-- BEGIN Record list --

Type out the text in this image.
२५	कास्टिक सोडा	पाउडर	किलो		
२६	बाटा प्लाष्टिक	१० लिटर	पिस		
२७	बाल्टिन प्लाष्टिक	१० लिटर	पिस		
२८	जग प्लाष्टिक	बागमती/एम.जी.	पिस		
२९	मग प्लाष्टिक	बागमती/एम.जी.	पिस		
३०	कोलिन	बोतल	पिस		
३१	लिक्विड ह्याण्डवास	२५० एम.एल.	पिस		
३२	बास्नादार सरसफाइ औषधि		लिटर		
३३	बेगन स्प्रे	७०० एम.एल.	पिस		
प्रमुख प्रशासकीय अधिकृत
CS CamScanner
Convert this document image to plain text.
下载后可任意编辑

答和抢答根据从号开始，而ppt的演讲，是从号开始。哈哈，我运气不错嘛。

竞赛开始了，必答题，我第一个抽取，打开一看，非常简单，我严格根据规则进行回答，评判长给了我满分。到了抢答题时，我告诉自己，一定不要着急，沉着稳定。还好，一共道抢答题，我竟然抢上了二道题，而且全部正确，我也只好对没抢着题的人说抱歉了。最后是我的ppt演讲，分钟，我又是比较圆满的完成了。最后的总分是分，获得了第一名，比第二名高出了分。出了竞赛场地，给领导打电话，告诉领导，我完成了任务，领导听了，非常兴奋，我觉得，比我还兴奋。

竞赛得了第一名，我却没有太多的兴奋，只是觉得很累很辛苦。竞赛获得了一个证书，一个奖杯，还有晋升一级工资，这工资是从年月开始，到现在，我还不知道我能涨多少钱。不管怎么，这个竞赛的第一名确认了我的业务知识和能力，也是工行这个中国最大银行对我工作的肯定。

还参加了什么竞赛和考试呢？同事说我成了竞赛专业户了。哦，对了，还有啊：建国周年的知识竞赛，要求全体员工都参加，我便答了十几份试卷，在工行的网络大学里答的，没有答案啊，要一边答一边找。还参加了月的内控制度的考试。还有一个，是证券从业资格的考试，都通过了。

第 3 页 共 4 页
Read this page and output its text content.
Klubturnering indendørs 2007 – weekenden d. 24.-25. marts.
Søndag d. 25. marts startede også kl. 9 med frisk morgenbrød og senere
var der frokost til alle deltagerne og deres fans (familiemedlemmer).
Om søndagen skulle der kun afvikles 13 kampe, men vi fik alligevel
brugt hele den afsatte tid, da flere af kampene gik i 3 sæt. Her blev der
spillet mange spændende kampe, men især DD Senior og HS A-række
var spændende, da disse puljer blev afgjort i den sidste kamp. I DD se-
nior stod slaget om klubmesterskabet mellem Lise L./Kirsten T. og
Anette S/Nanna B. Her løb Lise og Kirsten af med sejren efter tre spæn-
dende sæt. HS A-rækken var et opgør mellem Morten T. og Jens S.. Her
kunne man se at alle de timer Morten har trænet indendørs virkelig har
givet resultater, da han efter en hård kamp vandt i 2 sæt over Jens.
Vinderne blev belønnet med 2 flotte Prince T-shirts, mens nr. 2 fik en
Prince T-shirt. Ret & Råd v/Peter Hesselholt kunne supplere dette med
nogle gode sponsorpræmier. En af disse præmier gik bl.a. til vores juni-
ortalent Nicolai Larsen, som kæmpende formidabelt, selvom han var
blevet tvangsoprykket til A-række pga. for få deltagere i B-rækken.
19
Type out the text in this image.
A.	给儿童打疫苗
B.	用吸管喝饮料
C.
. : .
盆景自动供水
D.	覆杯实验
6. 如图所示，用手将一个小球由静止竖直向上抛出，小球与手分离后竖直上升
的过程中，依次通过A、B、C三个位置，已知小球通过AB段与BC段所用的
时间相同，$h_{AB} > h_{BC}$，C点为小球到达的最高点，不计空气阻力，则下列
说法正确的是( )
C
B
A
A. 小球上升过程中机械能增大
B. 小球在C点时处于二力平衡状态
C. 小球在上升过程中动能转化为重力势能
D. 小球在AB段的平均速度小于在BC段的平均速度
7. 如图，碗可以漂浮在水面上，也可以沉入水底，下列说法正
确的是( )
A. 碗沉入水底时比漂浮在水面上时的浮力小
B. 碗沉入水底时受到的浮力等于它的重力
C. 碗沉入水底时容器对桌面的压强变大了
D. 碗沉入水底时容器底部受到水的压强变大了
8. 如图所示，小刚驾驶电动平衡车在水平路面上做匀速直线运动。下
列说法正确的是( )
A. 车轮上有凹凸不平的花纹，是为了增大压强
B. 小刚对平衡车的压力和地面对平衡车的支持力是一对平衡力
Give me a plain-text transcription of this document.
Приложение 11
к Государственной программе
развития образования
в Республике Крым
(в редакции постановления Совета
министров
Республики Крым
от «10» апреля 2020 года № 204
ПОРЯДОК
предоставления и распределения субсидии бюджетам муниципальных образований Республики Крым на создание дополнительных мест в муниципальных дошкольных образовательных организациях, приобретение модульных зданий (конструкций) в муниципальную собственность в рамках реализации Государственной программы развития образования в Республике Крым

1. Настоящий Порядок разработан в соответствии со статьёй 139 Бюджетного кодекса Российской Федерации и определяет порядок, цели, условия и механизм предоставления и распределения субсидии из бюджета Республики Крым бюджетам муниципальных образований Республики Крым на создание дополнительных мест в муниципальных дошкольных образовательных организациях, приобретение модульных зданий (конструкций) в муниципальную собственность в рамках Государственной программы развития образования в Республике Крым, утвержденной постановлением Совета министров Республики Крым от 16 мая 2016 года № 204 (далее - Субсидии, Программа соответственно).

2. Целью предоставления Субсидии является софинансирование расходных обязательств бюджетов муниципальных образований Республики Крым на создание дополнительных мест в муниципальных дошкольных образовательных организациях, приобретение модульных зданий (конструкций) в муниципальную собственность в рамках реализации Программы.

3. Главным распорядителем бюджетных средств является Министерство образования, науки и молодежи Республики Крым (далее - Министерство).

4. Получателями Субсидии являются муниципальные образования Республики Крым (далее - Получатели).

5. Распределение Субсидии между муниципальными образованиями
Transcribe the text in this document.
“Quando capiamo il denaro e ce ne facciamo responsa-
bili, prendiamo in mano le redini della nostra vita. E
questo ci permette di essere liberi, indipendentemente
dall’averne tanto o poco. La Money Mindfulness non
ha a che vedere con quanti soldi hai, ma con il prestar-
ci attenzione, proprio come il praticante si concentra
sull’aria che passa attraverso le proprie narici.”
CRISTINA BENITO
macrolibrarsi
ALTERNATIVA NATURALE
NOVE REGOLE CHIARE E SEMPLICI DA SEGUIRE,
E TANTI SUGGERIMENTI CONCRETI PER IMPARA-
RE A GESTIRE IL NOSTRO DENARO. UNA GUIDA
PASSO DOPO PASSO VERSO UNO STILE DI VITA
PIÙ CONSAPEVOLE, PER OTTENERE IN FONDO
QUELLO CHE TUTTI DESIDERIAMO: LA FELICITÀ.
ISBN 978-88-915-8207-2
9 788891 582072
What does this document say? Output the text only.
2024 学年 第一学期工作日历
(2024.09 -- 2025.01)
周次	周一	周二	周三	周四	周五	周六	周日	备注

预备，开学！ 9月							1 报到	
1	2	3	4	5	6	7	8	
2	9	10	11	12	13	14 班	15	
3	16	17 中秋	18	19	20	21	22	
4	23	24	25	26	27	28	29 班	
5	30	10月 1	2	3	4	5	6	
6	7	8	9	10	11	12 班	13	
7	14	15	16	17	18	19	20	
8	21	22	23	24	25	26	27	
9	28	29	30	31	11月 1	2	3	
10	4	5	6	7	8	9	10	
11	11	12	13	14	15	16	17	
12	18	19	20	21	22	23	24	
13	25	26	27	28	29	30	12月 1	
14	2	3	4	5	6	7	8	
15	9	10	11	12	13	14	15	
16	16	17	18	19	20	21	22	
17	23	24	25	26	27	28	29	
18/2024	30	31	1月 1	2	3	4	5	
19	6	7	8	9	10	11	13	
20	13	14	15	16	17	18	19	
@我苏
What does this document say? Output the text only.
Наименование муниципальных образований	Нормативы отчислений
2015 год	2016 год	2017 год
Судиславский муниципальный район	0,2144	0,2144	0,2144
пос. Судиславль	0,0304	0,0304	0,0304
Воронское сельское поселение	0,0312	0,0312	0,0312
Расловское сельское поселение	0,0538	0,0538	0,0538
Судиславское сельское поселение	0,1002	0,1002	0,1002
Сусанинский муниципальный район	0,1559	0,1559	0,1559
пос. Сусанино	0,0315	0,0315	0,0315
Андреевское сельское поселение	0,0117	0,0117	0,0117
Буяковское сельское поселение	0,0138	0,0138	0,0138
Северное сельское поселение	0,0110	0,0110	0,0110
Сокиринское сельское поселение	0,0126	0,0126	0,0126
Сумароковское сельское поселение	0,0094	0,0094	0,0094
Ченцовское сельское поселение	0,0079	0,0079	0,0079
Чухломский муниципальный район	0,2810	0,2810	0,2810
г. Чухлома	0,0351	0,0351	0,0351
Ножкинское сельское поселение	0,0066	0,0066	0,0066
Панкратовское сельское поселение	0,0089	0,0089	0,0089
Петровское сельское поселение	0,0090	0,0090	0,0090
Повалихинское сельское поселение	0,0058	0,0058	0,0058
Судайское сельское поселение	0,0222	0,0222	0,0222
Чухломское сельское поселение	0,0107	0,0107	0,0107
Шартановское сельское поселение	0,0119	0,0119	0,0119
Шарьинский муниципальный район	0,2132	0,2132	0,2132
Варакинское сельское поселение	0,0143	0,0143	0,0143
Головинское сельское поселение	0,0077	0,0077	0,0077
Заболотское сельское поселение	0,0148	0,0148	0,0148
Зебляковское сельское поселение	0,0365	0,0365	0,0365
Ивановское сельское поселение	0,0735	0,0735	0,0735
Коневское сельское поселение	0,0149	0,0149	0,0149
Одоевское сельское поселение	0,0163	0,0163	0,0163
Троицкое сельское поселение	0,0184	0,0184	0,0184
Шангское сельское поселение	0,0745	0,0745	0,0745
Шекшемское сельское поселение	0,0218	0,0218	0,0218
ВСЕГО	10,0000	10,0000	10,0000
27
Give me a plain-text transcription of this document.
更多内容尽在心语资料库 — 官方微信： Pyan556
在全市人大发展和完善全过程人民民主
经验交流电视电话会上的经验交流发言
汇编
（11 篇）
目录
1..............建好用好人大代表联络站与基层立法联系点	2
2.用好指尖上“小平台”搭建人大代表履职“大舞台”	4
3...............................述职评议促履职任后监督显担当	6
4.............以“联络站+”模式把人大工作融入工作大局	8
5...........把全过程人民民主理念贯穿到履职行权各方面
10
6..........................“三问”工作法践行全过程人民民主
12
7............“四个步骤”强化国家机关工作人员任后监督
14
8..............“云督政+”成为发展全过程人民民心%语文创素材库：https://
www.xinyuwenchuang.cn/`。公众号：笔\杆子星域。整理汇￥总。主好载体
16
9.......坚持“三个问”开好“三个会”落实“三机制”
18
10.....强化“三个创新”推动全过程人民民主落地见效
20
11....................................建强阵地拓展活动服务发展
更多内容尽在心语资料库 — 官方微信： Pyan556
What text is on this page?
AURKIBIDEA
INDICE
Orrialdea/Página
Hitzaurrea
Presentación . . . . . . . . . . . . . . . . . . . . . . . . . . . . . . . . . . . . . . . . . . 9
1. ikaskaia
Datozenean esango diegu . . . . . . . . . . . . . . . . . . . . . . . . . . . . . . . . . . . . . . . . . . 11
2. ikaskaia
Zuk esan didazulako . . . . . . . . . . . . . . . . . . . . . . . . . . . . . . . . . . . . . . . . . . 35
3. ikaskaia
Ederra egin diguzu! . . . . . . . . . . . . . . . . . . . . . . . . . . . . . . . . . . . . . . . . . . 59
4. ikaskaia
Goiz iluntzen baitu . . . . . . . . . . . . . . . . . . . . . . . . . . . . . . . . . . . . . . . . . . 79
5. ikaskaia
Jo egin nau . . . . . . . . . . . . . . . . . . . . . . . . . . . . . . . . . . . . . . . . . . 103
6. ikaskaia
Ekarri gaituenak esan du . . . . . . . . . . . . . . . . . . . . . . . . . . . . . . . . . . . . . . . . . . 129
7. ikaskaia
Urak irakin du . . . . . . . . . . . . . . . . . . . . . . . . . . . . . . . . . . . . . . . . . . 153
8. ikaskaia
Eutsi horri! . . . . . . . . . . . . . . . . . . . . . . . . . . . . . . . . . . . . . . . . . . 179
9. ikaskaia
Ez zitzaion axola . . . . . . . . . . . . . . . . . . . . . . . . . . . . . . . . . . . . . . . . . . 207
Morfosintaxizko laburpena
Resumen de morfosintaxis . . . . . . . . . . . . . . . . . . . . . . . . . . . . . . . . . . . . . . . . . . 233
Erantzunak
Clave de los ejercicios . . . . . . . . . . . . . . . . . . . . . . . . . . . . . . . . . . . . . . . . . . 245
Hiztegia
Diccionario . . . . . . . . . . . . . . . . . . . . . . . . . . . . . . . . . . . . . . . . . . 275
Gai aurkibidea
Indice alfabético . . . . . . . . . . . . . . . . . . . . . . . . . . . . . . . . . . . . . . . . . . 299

-- END Record list --

** Your instructions **
Pick out the lines that include the word "собственность" and write them out.

** Output for this exercise **
предоставления и распределения субсидии бюджетам муниципальных образований Республики Крым на создание дополнительных мест в муниципальных дошкольных образовательных организациях, приобретение модульных зданий (конструкций) в муниципальную собственность в рамках реализации Государственной программы развития образования в Республике Крым
1. Настоящий Порядок разработан в соответствии со статьёй 139 Бюджетного кодекса Российской Федерации и определяет порядок, цели, условия и механизм предоставления и распределения субсидии из бюджета Республики Крым бюджетам муниципальных образований Республики Крым на создание дополнительных мест в муниципальных дошкольных образовательных организациях, приобретение модульных зданий (конструкций) в муниципальную собственность в рамках Государственной программы развития образования в Республике Крым, утвержденной постановлением Совета министров Республики Крым от 16 мая 2016 года № 204 (далее - Субсидии, Программа соответственно).
2. Целью предоставления Субсидии является софинансирование расходных обязательств бюджетов муниципальных образований Республики Крым на создание дополнительных мест в муниципальных дошкольных образовательных организациях, приобретение модульных зданий (конструкций) в муниципальную собственность в рамках реализации Программы.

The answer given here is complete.